───── Data shown ─────
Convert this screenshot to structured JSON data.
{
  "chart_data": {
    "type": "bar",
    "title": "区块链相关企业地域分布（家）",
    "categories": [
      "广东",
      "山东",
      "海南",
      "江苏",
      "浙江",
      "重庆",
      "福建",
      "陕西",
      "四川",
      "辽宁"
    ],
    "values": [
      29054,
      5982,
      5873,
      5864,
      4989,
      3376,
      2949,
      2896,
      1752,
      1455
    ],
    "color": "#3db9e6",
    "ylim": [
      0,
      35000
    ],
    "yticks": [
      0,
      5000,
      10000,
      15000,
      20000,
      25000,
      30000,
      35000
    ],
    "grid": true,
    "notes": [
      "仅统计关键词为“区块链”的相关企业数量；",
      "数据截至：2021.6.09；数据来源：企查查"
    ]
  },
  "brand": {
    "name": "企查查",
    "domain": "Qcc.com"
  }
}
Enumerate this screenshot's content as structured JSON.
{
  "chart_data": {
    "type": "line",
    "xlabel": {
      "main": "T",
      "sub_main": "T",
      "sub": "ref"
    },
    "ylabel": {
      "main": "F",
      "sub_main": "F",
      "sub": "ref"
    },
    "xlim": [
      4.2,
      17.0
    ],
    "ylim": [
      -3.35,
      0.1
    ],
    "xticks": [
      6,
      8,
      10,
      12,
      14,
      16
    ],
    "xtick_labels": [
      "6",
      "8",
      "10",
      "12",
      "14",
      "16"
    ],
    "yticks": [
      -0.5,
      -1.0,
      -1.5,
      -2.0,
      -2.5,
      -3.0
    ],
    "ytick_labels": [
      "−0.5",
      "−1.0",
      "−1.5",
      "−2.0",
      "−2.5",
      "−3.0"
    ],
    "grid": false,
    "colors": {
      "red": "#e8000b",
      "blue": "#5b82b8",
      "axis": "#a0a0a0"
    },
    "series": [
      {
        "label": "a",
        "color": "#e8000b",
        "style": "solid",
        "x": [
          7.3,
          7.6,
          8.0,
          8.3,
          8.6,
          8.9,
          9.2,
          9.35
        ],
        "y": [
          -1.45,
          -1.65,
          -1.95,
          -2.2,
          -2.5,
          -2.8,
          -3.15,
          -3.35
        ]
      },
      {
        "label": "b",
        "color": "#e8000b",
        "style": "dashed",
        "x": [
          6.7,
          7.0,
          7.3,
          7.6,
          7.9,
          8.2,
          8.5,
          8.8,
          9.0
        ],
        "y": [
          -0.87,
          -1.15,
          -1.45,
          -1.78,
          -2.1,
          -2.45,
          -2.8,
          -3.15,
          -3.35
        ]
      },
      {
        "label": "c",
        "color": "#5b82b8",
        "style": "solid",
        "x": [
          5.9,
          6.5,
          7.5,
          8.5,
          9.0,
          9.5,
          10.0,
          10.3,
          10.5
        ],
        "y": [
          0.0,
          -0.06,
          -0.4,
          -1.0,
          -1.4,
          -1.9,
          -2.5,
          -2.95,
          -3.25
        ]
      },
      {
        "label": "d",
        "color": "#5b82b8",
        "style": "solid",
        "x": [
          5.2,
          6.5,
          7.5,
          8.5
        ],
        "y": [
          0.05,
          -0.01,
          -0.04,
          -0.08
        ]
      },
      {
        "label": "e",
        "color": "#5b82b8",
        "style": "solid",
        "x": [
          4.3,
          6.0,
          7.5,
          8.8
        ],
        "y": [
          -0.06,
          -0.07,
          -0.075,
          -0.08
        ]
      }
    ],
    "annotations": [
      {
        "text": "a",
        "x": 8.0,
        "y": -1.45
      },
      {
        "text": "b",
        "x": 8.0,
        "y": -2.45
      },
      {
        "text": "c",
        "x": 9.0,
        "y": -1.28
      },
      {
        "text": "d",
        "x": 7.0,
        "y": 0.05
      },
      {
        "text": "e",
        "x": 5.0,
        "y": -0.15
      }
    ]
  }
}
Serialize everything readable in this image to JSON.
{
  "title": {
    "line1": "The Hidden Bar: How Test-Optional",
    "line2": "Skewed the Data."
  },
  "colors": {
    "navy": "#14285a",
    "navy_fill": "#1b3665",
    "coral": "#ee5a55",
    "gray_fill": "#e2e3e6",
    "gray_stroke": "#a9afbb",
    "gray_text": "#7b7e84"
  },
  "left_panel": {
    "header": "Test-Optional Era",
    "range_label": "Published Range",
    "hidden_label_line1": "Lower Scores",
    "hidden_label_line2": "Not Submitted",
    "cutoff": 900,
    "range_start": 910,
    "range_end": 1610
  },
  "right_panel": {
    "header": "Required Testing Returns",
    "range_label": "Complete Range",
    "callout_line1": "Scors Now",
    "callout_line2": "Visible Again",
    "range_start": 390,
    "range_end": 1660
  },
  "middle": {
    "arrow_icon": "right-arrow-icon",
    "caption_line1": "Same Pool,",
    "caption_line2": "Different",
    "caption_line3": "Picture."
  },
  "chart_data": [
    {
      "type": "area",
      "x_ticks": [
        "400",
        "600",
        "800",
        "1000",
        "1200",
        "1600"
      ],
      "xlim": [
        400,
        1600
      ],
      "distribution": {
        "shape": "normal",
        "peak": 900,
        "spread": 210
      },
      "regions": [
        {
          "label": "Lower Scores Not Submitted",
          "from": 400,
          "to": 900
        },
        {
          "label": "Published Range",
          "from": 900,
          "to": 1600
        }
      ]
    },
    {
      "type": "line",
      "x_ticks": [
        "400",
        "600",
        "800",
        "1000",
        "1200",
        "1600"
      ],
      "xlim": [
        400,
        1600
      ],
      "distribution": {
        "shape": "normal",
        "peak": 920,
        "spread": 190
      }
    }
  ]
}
─────
What to work on
Every entry must be retyped in full, exactly as given.

Exercise response
Convert this screenshot to structured JSON data.
{
  "chart_data": {
    "type": "bar",
    "title": "区块链相关企业地域分布（家）",
    "categories": [
      "广东",
      "山东",
      "海南",
      "江苏",
      "浙江",
      "重庆",
      "福建",
      "陕西",
      "四川",
      "辽宁"
    ],
    "values": [
      29054,
      5982,
      5873,
      5864,
      4989,
      3376,
      2949,
      2896,
      1752,
      1455
    ],
    "color": "#3db9e6",
    "ylim": [
      0,
      35000
    ],
    "yticks": [
      0,
      5000,
      10000,
      15000,
      20000,
      25000,
      30000,
      35000
    ],
    "grid": true,
    "notes": [
      "仅统计关键词为“区块链”的相关企业数量；",
      "数据截至：2021.6.09；数据来源：企查查"
    ]
  },
  "brand": {
    "name": "企查查",
    "domain": "Qcc.com"
  }
}
Enumerate this screenshot's content as structured JSON.
{
  "chart_data": {
    "type": "line",
    "xlabel": {
      "main": "T",
      "sub_main": "T",
      "sub": "ref"
    },
    "ylabel": {
      "main": "F",
      "sub_main": "F",
      "sub": "ref"
    },
    "xlim": [
      4.2,
      17.0
    ],
    "ylim": [
      -3.35,
      0.1
    ],
    "xticks": [
      6,
      8,
      10,
      12,
      14,
      16
    ],
    "xtick_labels": [
      "6",
      "8",
      "10",
      "12",
      "14",
      "16"
    ],
    "yticks": [
      -0.5,
      -1.0,
      -1.5,
      -2.0,
      -2.5,
      -3.0
    ],
    "ytick_labels": [
      "−0.5",
      "−1.0",
      "−1.5",
      "−2.0",
      "−2.5",
      "−3.0"
    ],
    "grid": false,
    "colors": {
      "red": "#e8000b",
      "blue": "#5b82b8",
      "axis": "#a0a0a0"
    },
    "series": [
      {
        "label": "a",
        "color": "#e8000b",
        "style": "solid",
        "x": [
          7.3,
          7.6,
          8.0,
          8.3,
          8.6,
          8.9,
          9.2,
          9.35
        ],
        "y": [
          -1.45,
          -1.65,
          -1.95,
          -2.2,
          -2.5,
          -2.8,
          -3.15,
          -3.35
        ]
      },
      {
        "label": "b",
        "color": "#e8000b",
        "style": "dashed",
        "x": [
          6.7,
          7.0,
          7.3,
          7.6,
          7.9,
          8.2,
          8.5,
          8.8,
          9.0
        ],
        "y": [
          -0.87,
          -1.15,
          -1.45,
          -1.78,
          -2.1,
          -2.45,
          -2.8,
          -3.15,
          -3.35
        ]
      },
      {
        "label": "c",
        "color": "#5b82b8",
        "style": "solid",
        "x": [
          5.9,
          6.5,
          7.5,
          8.5,
          9.0,
          9.5,
          10.0,
          10.3,
          10.5
        ],
        "y": [
          0.0,
          -0.06,
          -0.4,
          -1.0,
          -1.4,
          -1.9,
          -2.5,
          -2.95,
          -3.25
        ]
      },
      {
        "label": "d",
        "color": "#5b82b8",
        "style": "solid",
        "x": [
          5.2,
          6.5,
          7.5,
          8.5
        ],
        "y": [
          0.05,
          -0.01,
          -0.04,
          -0.08
        ]
      },
      {
        "label": "e",
        "color": "#5b82b8",
        "style": "solid",
        "x": [
          4.3,
          6.0,
          7.5,
          8.8
        ],
        "y": [
          -0.06,
          -0.07,
          -0.075,
          -0.08
        ]
      }
    ],
    "annotations": [
      {
        "text": "a",
        "x": 8.0,
        "y": -1.45
      },
      {
        "text": "b",
        "x": 8.0,
        "y": -2.45
      },
      {
        "text": "c",
        "x": 9.0,
        "y": -1.28
      },
      {
        "text": "d",
        "x": 7.0,
        "y": 0.05
      },
      {
        "text": "e",
        "x": 5.0,
        "y": -0.15
      }
    ]
  }
}
Serialize everything readable in this image to JSON.
{
  "title": {
    "line1": "The Hidden Bar: How Test-Optional",
    "line2": "Skewed the Data."
  },
  "colors": {
    "navy": "#14285a",
    "navy_fill": "#1b3665",
    "coral": "#ee5a55",
    "gray_fill": "#e2e3e6",
    "gray_stroke": "#a9afbb",
    "gray_text": "#7b7e84"
  },
  "left_panel": {
    "header": "Test-Optional Era",
    "range_label": "Published Range",
    "hidden_label_line1": "Lower Scores",
    "hidden_label_line2": "Not Submitted",
    "cutoff": 900,
    "range_start": 910,
    "range_end": 1610
  },
  "right_panel": {
    "header": "Required Testing Returns",
    "range_label": "Complete Range",
    "callout_line1": "Scors Now",
    "callout_line2": "Visible Again",
    "range_start": 390,
    "range_end": 1660
  },
  "middle": {
    "arrow_icon": "right-arrow-icon",
    "caption_line1": "Same Pool,",
    "caption_line2": "Different",
    "caption_line3": "Picture."
  },
  "chart_data": [
    {
      "type": "area",
      "x_ticks": [
        "400",
        "600",
        "800",
        "1000",
        "1200",
        "1600"
      ],
      "xlim": [
        400,
        1600
      ],
      "distribution": {
        "shape": "normal",
        "peak": 900,
        "spread": 210
      },
      "regions": [
        {
          "label": "Lower Scores Not Submitted",
          "from": 400,
          "to": 900
        },
        {
          "label": "Published Range",
          "from": 900,
          "to": 1600
        }
      ]
    },
    {
      "type": "line",
      "x_ticks": [
        "400",
        "600",
        "800",
        "1000",
        "1200",
        "1600"
      ],
      "xlim": [
        400,
        1600
      ],
      "distribution": {
        "shape": "normal",
        "peak": 920,
        "spread": 190
      }
    }
  ]
}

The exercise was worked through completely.